In your copy, reproduce the entries exactly as they are, minus the images.

==========

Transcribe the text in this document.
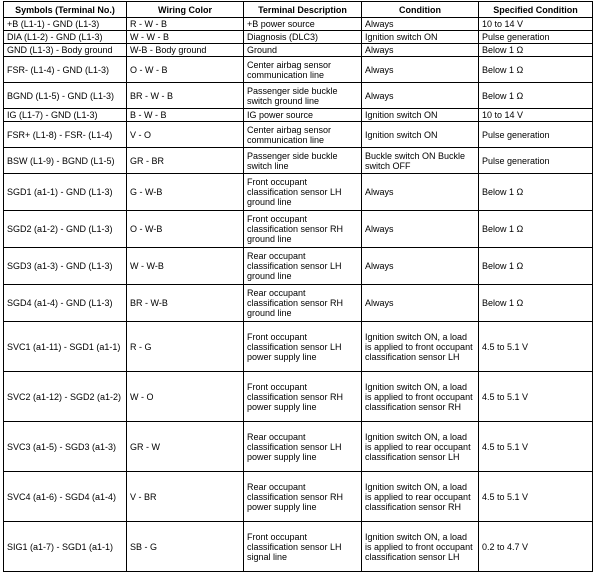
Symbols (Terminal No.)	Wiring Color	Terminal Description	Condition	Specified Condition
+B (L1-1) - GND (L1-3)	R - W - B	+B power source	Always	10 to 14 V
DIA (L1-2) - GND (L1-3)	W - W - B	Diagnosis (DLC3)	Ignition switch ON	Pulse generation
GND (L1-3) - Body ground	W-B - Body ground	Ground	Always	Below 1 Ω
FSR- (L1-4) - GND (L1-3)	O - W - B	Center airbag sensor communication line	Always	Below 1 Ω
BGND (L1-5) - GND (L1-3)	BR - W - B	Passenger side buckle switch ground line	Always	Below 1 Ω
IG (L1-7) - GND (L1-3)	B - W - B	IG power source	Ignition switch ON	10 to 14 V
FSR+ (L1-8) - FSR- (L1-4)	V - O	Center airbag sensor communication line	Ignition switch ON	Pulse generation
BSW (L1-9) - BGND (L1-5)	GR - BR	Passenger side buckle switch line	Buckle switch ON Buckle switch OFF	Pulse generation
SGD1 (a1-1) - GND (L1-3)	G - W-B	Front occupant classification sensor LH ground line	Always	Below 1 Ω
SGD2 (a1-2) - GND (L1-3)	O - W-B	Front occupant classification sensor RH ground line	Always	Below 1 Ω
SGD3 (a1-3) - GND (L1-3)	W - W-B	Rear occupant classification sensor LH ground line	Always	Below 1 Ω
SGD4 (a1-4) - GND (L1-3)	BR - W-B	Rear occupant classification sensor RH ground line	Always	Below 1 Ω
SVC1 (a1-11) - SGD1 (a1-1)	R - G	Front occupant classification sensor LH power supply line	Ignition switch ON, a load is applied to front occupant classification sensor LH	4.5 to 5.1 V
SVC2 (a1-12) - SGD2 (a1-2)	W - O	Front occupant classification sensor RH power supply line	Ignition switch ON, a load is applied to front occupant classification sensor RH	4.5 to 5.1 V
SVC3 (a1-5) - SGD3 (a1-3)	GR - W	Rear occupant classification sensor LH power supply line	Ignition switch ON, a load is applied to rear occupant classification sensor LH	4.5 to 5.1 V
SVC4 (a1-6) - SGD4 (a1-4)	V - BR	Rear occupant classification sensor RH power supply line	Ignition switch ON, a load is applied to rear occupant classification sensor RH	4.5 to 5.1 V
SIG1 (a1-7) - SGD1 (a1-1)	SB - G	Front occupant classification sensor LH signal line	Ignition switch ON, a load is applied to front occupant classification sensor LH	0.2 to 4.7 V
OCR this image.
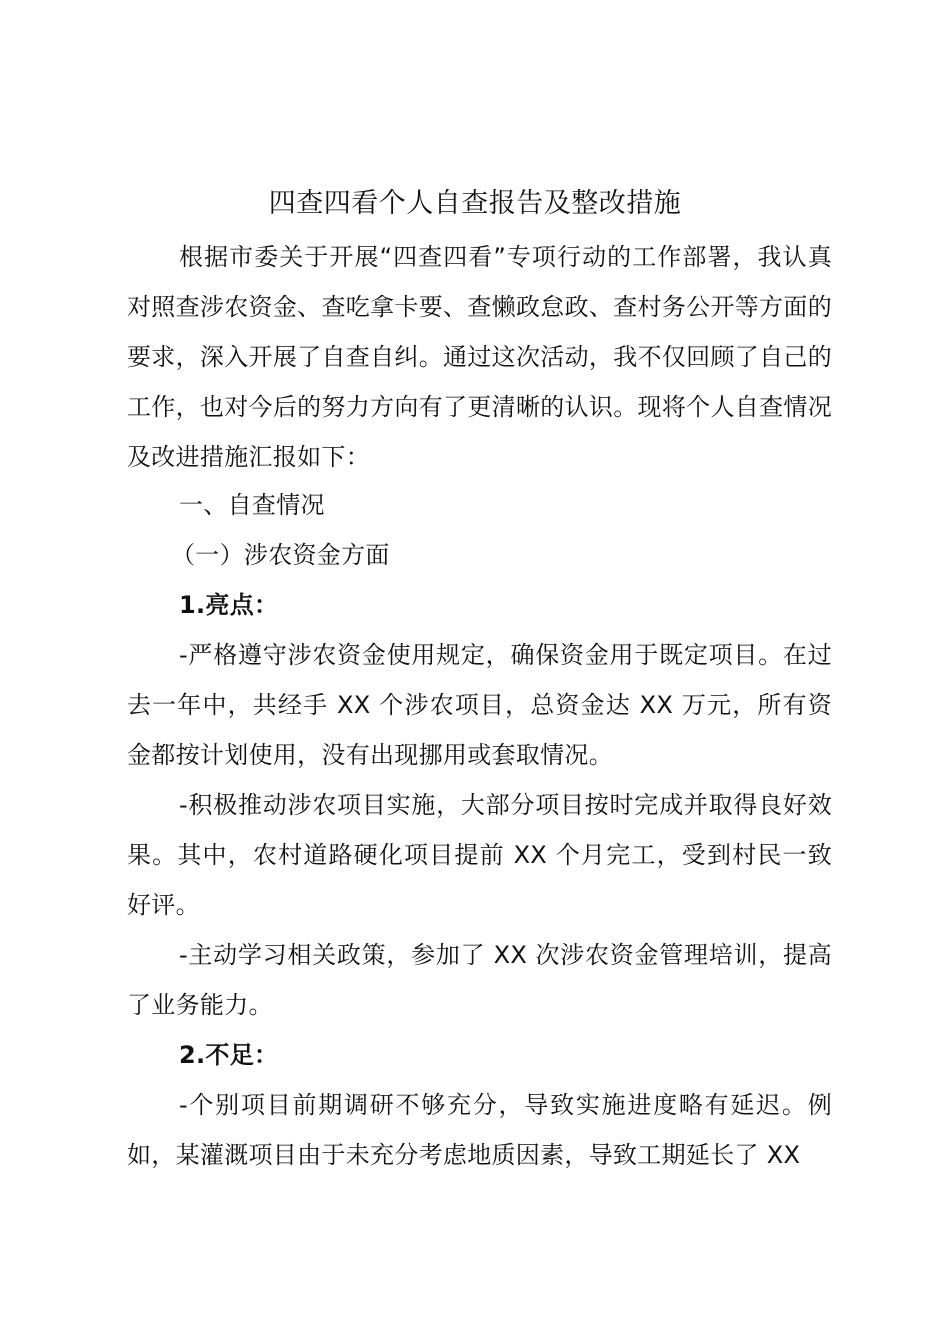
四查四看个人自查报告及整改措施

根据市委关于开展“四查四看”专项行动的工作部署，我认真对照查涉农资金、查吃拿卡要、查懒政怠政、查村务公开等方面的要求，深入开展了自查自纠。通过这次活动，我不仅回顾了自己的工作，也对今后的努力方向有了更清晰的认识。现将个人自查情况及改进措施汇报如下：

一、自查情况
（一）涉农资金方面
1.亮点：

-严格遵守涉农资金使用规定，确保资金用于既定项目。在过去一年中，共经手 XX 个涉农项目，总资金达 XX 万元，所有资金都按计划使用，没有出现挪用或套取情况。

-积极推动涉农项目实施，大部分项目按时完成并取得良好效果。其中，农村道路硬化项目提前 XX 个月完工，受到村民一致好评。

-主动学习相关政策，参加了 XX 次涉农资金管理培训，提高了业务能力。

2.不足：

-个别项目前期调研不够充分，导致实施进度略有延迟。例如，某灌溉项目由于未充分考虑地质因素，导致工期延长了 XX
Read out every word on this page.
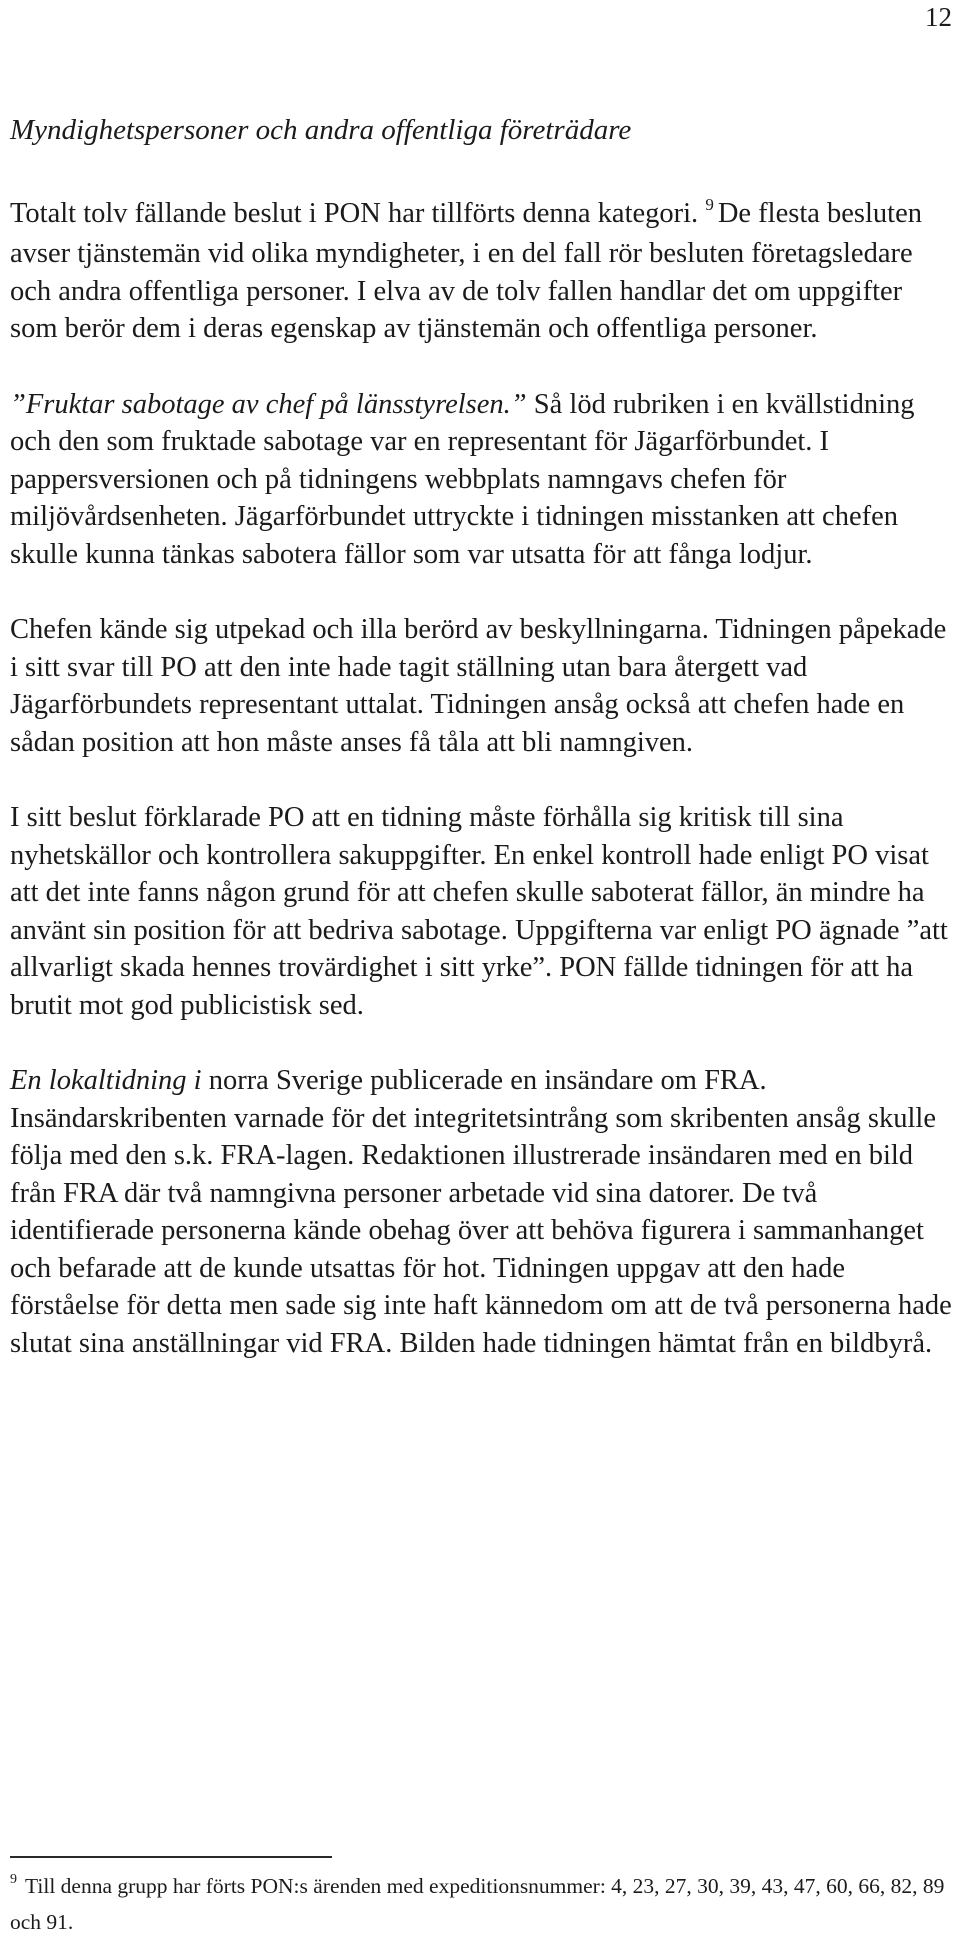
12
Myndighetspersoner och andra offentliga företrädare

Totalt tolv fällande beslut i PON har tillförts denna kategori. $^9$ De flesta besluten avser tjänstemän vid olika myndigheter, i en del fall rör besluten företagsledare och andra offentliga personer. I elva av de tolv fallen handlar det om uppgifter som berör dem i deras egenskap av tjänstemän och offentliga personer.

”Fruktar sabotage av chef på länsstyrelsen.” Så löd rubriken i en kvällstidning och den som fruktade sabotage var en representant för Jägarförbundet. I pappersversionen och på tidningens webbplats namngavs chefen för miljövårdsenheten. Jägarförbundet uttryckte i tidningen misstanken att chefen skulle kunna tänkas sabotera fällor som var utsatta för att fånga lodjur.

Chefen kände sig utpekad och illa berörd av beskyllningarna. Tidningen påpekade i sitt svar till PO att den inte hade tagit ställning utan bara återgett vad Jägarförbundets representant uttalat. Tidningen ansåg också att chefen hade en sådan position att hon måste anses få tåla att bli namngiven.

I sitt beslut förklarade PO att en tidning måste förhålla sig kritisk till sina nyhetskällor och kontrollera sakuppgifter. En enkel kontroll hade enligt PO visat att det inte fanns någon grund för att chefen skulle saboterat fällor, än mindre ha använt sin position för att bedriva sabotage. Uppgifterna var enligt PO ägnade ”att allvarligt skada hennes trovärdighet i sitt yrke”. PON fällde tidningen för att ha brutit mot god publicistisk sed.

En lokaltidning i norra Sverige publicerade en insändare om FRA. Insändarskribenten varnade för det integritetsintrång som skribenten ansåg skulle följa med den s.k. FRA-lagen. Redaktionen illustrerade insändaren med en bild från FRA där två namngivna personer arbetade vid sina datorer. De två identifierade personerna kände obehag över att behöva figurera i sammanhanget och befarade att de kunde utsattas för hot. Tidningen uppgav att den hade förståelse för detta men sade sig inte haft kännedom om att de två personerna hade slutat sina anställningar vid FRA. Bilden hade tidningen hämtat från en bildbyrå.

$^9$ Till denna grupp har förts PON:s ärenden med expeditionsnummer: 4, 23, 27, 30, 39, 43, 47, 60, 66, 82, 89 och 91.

==========

> _WRITTEN ANSWER_
Transcribe the text in this document.
Symbols (Terminal No.)	Wiring Color	Terminal Description	Condition	Specified Condition
+B (L1-1) - GND (L1-3)	R - W - B	+B power source	Always	10 to 14 V
DIA (L1-2) - GND (L1-3)	W - W - B	Diagnosis (DLC3)	Ignition switch ON	Pulse generation
GND (L1-3) - Body ground	W-B - Body ground	Ground	Always	Below 1 Ω
FSR- (L1-4) - GND (L1-3)	O - W - B	Center airbag sensor communication line	Always	Below 1 Ω
BGND (L1-5) - GND (L1-3)	BR - W - B	Passenger side buckle switch ground line	Always	Below 1 Ω
IG (L1-7) - GND (L1-3)	B - W - B	IG power source	Ignition switch ON	10 to 14 V
FSR+ (L1-8) - FSR- (L1-4)	V - O	Center airbag sensor communication line	Ignition switch ON	Pulse generation
BSW (L1-9) - BGND (L1-5)	GR - BR	Passenger side buckle switch line	Buckle switch ON Buckle switch OFF	Pulse generation
SGD1 (a1-1) - GND (L1-3)	G - W-B	Front occupant classification sensor LH ground line	Always	Below 1 Ω
SGD2 (a1-2) - GND (L1-3)	O - W-B	Front occupant classification sensor RH ground line	Always	Below 1 Ω
SGD3 (a1-3) - GND (L1-3)	W - W-B	Rear occupant classification sensor LH ground line	Always	Below 1 Ω
SGD4 (a1-4) - GND (L1-3)	BR - W-B	Rear occupant classification sensor RH ground line	Always	Below 1 Ω
SVC1 (a1-11) - SGD1 (a1-1)	R - G	Front occupant classification sensor LH power supply line	Ignition switch ON, a load is applied to front occupant classification sensor LH	4.5 to 5.1 V
SVC2 (a1-12) - SGD2 (a1-2)	W - O	Front occupant classification sensor RH power supply line	Ignition switch ON, a load is applied to front occupant classification sensor RH	4.5 to 5.1 V
SVC3 (a1-5) - SGD3 (a1-3)	GR - W	Rear occupant classification sensor LH power supply line	Ignition switch ON, a load is applied to rear occupant classification sensor LH	4.5 to 5.1 V
SVC4 (a1-6) - SGD4 (a1-4)	V - BR	Rear occupant classification sensor RH power supply line	Ignition switch ON, a load is applied to rear occupant classification sensor RH	4.5 to 5.1 V
SIG1 (a1-7) - SGD1 (a1-1)	SB - G	Front occupant classification sensor LH signal line	Ignition switch ON, a load is applied to front occupant classification sensor LH	0.2 to 4.7 V
OCR this image.
四查四看个人自查报告及整改措施

根据市委关于开展“四查四看”专项行动的工作部署，我认真对照查涉农资金、查吃拿卡要、查懒政怠政、查村务公开等方面的要求，深入开展了自查自纠。通过这次活动，我不仅回顾了自己的工作，也对今后的努力方向有了更清晰的认识。现将个人自查情况及改进措施汇报如下：

一、自查情况
（一）涉农资金方面
1.亮点：

-严格遵守涉农资金使用规定，确保资金用于既定项目。在过去一年中，共经手 XX 个涉农项目，总资金达 XX 万元，所有资金都按计划使用，没有出现挪用或套取情况。

-积极推动涉农项目实施，大部分项目按时完成并取得良好效果。其中，农村道路硬化项目提前 XX 个月完工，受到村民一致好评。

-主动学习相关政策，参加了 XX 次涉农资金管理培训，提高了业务能力。

2.不足：

-个别项目前期调研不够充分，导致实施进度略有延迟。例如，某灌溉项目由于未充分考虑地质因素，导致工期延长了 XX
Read out every word on this page.
12
Myndighetspersoner och andra offentliga företrädare

Totalt tolv fällande beslut i PON har tillförts denna kategori. $^9$ De flesta besluten avser tjänstemän vid olika myndigheter, i en del fall rör besluten företagsledare och andra offentliga personer. I elva av de tolv fallen handlar det om uppgifter som berör dem i deras egenskap av tjänstemän och offentliga personer.

”Fruktar sabotage av chef på länsstyrelsen.” Så löd rubriken i en kvällstidning och den som fruktade sabotage var en representant för Jägarförbundet. I pappersversionen och på tidningens webbplats namngavs chefen för miljövårdsenheten. Jägarförbundet uttryckte i tidningen misstanken att chefen skulle kunna tänkas sabotera fällor som var utsatta för att fånga lodjur.

Chefen kände sig utpekad och illa berörd av beskyllningarna. Tidningen påpekade i sitt svar till PO att den inte hade tagit ställning utan bara återgett vad Jägarförbundets representant uttalat. Tidningen ansåg också att chefen hade en sådan position att hon måste anses få tåla att bli namngiven.

I sitt beslut förklarade PO att en tidning måste förhålla sig kritisk till sina nyhetskällor och kontrollera sakuppgifter. En enkel kontroll hade enligt PO visat att det inte fanns någon grund för att chefen skulle saboterat fällor, än mindre ha använt sin position för att bedriva sabotage. Uppgifterna var enligt PO ägnade ”att allvarligt skada hennes trovärdighet i sitt yrke”. PON fällde tidningen för att ha brutit mot god publicistisk sed.

En lokaltidning i norra Sverige publicerade en insändare om FRA. Insändarskribenten varnade för det integritetsintrång som skribenten ansåg skulle följa med den s.k. FRA-lagen. Redaktionen illustrerade insändaren med en bild från FRA där två namngivna personer arbetade vid sina datorer. De två identifierade personerna kände obehag över att behöva figurera i sammanhanget och befarade att de kunde utsattas för hot. Tidningen uppgav att den hade förståelse för detta men sade sig inte haft kännedom om att de två personerna hade slutat sina anställningar vid FRA. Bilden hade tidningen hämtat från en bildbyrå.

$^9$ Till denna grupp har förts PON:s ärenden med expeditionsnummer: 4, 23, 27, 30, 39, 43, 47, 60, 66, 82, 89 och 91.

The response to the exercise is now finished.